● **WHAT THIS EXERCISE ASKS**:
1. Duplicate the passage of the "Good Days and Bad Days" post from "It definitely makes" up to and including "with my hair.".
2. Go on with the "Good Days and Bad Days" post, starting after its final sentence.

Sunday 18 June 2017

Good Days and Bad Days

Some days we feel happy, and some days we feel sad...

We are allowed.

We don't have to be strong 100% of the time. Just keep going, you're doing the best that you can with what was given to you.
No other situation is better or worse, we all perceive difficult moments differently, not everyone cries for the same reasons and not everyone suffers intensely with grief the same way that not everyone is a smiler nor everyone cries with happiness.
I wish I could say that I'm holding on ok, for the people that don't know me, 80% of the time, I'm still smiling, still laughing, still standing. The other 20% I'm struggling with emotions. The "why me" still shows up to the scene every now and then, the "I want to give up" and "I don't want this anymore" were at their worst last week. It's such a roller coaster of emotions, because you know that what's making you worse is also what's making you better - but "why me"?? - the changes in your body that you can't control, it's all "to make you better". Better from this evil inside me that took over our lives.
It definitely makes a huge difference to have yourself surrounded by the right people but unfortunately most of them can't help. Most of the times I have to help myself and snap out of it. - Which I eventually did this week. I said to myself suck it up buttercup and move along!

On different note: My Hair!

Oh dear, the amount of things I have to say about this adventure with my hair.

● **DATA FOR ANALYSIS**:
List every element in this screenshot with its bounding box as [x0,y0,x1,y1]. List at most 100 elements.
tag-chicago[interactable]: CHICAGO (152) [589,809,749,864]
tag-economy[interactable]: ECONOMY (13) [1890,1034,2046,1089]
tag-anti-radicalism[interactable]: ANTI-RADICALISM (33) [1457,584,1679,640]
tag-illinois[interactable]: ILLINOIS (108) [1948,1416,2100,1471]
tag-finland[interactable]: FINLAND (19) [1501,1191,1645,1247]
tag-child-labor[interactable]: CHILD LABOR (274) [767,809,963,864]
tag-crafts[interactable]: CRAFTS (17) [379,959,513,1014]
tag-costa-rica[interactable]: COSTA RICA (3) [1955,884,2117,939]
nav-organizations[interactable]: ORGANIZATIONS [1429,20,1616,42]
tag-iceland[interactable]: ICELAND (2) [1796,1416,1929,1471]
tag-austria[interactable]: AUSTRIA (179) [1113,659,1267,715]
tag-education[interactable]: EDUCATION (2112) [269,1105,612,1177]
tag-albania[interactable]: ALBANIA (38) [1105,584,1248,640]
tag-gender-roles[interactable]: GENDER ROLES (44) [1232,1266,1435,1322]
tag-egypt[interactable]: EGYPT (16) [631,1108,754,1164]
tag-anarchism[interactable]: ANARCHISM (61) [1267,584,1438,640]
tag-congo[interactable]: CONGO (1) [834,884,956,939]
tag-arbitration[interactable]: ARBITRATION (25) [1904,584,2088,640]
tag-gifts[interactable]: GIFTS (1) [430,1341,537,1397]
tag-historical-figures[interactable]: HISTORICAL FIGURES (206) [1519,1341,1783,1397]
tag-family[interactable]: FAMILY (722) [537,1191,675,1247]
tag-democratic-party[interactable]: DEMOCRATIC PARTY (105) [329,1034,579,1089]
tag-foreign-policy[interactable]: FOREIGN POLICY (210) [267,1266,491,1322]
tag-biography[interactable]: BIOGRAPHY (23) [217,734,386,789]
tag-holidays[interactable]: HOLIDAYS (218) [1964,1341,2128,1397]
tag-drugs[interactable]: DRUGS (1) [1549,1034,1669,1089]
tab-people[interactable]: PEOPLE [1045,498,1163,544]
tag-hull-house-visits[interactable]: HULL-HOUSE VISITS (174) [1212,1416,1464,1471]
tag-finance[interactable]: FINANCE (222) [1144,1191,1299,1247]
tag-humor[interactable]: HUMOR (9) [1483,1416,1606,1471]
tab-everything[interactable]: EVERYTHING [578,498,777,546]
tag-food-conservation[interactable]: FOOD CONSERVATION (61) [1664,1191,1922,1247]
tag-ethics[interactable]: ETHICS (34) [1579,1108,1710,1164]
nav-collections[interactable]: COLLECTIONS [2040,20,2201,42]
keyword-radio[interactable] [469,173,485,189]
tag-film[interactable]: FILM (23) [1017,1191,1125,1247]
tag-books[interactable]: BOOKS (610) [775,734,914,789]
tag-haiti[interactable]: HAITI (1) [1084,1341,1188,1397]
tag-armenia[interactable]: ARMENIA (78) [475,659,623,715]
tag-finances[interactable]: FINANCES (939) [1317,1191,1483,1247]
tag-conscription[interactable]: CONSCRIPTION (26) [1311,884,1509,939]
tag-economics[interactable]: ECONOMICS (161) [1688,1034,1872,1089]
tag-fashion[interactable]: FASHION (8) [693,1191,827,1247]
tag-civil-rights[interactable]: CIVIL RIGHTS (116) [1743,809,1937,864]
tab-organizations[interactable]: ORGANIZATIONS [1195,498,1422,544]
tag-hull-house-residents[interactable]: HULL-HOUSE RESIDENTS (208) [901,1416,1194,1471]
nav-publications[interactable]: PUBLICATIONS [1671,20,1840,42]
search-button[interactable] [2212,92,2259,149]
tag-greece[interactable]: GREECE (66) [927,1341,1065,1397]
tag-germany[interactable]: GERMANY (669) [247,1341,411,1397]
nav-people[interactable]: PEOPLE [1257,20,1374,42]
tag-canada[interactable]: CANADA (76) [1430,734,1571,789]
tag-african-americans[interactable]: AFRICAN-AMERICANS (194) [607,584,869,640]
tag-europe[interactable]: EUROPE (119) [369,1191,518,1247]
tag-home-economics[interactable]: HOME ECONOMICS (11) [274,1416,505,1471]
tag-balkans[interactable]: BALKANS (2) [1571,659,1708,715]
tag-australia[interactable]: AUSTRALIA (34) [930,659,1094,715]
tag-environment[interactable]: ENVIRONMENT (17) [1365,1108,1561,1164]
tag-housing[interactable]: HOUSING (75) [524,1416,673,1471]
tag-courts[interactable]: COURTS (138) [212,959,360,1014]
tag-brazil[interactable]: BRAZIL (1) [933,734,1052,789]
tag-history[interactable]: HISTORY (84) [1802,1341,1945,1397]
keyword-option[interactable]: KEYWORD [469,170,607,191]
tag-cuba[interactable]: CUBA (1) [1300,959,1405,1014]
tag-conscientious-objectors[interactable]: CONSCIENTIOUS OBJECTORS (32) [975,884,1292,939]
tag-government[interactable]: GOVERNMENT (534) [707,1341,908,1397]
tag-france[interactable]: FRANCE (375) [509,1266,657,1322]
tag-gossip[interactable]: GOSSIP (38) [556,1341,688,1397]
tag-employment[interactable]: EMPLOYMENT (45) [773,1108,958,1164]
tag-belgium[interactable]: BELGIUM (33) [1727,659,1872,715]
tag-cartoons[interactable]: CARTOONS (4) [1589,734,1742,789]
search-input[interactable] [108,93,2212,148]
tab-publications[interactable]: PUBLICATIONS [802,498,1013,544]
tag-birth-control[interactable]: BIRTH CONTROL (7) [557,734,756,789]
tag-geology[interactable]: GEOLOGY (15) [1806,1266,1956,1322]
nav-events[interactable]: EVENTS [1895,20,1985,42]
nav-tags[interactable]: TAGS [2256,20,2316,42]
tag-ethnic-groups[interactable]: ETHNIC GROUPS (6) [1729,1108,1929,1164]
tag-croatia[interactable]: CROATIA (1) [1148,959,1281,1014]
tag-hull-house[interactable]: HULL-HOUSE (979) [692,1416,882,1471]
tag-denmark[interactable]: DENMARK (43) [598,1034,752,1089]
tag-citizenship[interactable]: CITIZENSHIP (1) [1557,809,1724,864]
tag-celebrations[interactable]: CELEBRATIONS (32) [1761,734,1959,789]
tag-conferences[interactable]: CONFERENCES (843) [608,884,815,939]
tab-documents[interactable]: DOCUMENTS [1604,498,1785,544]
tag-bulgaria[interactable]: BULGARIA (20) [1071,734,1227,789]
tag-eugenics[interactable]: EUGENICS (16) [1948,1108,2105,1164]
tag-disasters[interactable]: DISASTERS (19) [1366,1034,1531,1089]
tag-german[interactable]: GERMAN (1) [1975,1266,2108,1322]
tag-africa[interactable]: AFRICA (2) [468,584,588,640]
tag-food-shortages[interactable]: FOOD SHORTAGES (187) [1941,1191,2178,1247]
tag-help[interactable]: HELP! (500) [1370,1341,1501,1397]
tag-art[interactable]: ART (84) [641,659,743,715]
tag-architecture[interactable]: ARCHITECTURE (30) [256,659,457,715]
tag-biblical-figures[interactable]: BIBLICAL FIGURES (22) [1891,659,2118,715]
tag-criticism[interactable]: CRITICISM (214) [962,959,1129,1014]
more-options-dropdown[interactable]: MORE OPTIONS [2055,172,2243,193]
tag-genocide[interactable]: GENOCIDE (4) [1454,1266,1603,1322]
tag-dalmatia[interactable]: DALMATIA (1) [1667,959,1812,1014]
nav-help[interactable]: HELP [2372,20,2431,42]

● **ANSWERS BY ITEM**:
1.
It definitely makes a huge difference to have yourself surrounded by the right people but unfortunately most of them can't help. Most of the times I have to help myself and snap out of it. - Which I eventually did this week. I said to myself suck it up buttercup and move along!

On different note: My Hair!

Oh dear, the amount of things I have to say about this adventure with my hair.

2.
By the end of last week, I had to cut my hair shorter because it was hurting on the pillow. It definitely helped - for 4 or 5 days - until it started itching my scalp and hurting specially when wearing scarfs. When you put a scarf on - specially the way I wear them - they have to be tight to the scalp so they don't fall, as most of the times they are held by tension. So things between me and my hair were definitely very "tense" So on Saturday, as an act of desperation and courage, I called the blades in! - M run away from me because it was making him cringe just the thought of it - I shaved most of it myself and L came to give me a hand on the back of my head.


It's gone now! - YAY me! - No more hair on the pillow, no more pain with scarves, no more pain with the wig, no more hair all over me after a shower, no more hair itchiness poking through clothes, no more worrying "the hair is falling so much". Now it's gone and I'm so relieved - Never thought I'd ever say this. (Never say never lol). 
So with all this I managed to wear my "Bella" for the first time - Yes I named it! It's a mix between my two favourite characters: Belle from Beauty and the Beast and Bella from Twilight - I'm a bit weird I know! - Another adventure with it, as I got it too tight the first time and had to go in a public toilet while we were out to re-adjust it as it felt like my brain was being crushed. Got it right in the end and managed to rock it at S birthday party in the evening. I'm very impressed with it, it feels very real and I like wearing it - Although not when it's really really hot.


Another thing I've noticed, my hair growth has stopped for now. Since I've shaved 4 weeks ago my body hair stopped growing, - which in my opinion it's the best part of chemo side effects - even my eyebrows don't need threading anymore! 

Not sure if I'm looking forward for another week of good weather where I can't enjoy fully, but, on the other hand, at least I'm feeling ok and don't have any side effects that are bothering me at the moment.

"Those who bring sunshine into the lives of others, cannot keep it from themselves."